__What is expected__: Return each line of the data below verbatim; pictures are to be left out.

__Input__:
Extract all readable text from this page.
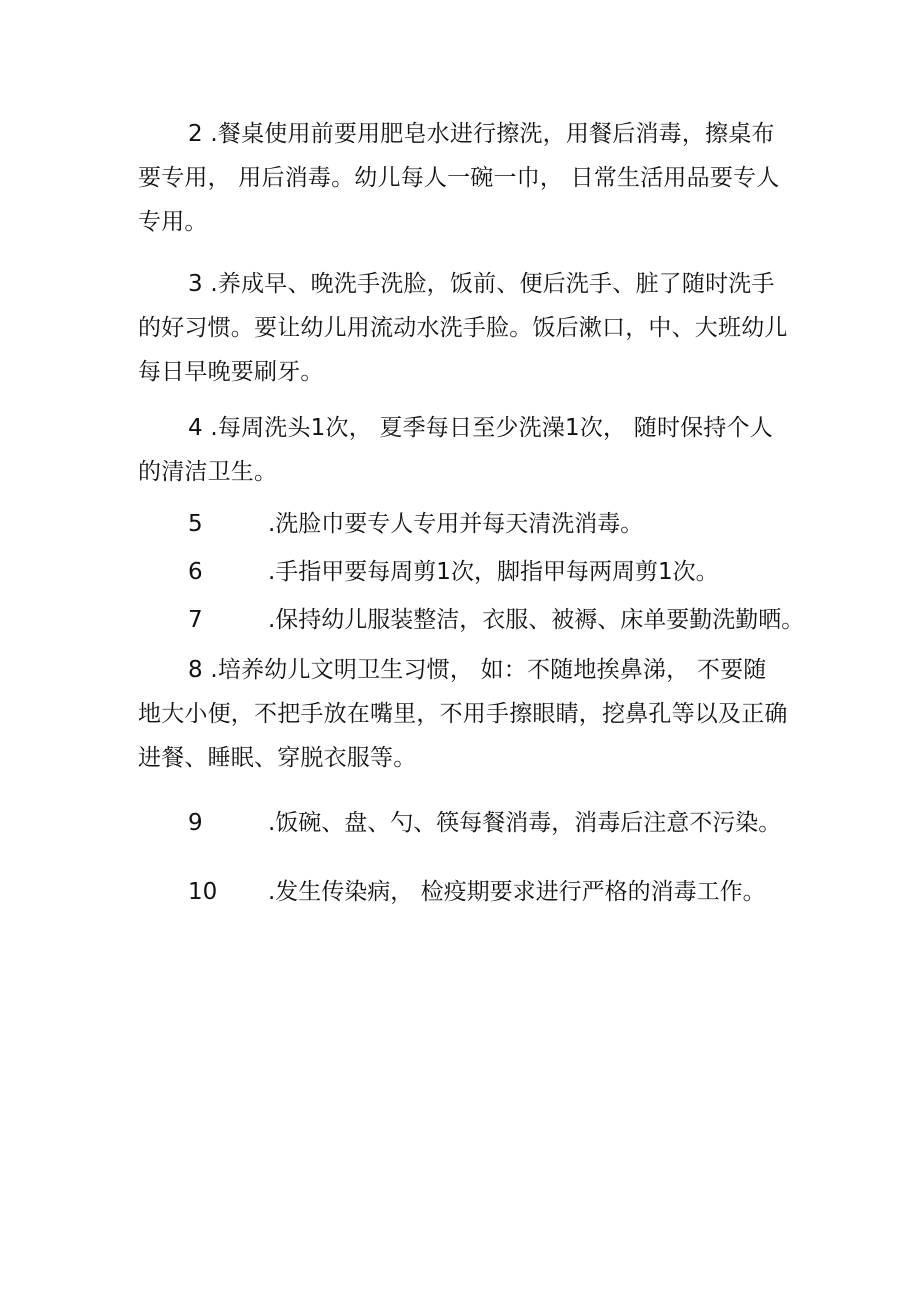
2 .餐桌使用前要用肥皂水进行擦洗，用餐后消毒，擦桌布要专用， 用后消毒。幼儿每人一碗一巾， 日常生活用品要专人专用。

3 .养成早、晚洗手洗脸，饭前、便后洗手、脏了随时洗手的好习惯。要让幼儿用流动水洗手脸。饭后漱口，中、大班幼儿每日早晚要刷牙。

4 .每周洗头1次， 夏季每日至少洗澡1次， 随时保持个人的清洁卫生。

5	.洗脸巾要专人专用并每天清洗消毒。
6	.手指甲要每周剪1次，脚指甲每两周剪1次。
7	.保持幼儿服装整洁，衣服、被褥、床单要勤洗勤晒。

8 .培养幼儿文明卫生习惯， 如：不随地挨鼻涕， 不要随地大小便，不把手放在嘴里，不用手擦眼睛，挖鼻孔等以及正确进餐、睡眠、穿脱衣服等。

9	.饭碗、盘、勺、筷每餐消毒，消毒后注意不污染。
10 .发生传染病， 检疫期要求进行严格的消毒工作。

__Answer to this problem__:
Extract all readable text from this page.
2 .餐桌使用前要用肥皂水进行擦洗，用餐后消毒，擦桌布要专用， 用后消毒。幼儿每人一碗一巾， 日常生活用品要专人专用。

3 .养成早、晚洗手洗脸，饭前、便后洗手、脏了随时洗手的好习惯。要让幼儿用流动水洗手脸。饭后漱口，中、大班幼儿每日早晚要刷牙。

4 .每周洗头1次， 夏季每日至少洗澡1次， 随时保持个人的清洁卫生。

5	.洗脸巾要专人专用并每天清洗消毒。
6	.手指甲要每周剪1次，脚指甲每两周剪1次。
7	.保持幼儿服装整洁，衣服、被褥、床单要勤洗勤晒。

8 .培养幼儿文明卫生习惯， 如：不随地挨鼻涕， 不要随地大小便，不把手放在嘴里，不用手擦眼睛，挖鼻孔等以及正确进餐、睡眠、穿脱衣服等。

9	.饭碗、盘、勺、筷每餐消毒，消毒后注意不污染。
10 .发生传染病， 检疫期要求进行严格的消毒工作。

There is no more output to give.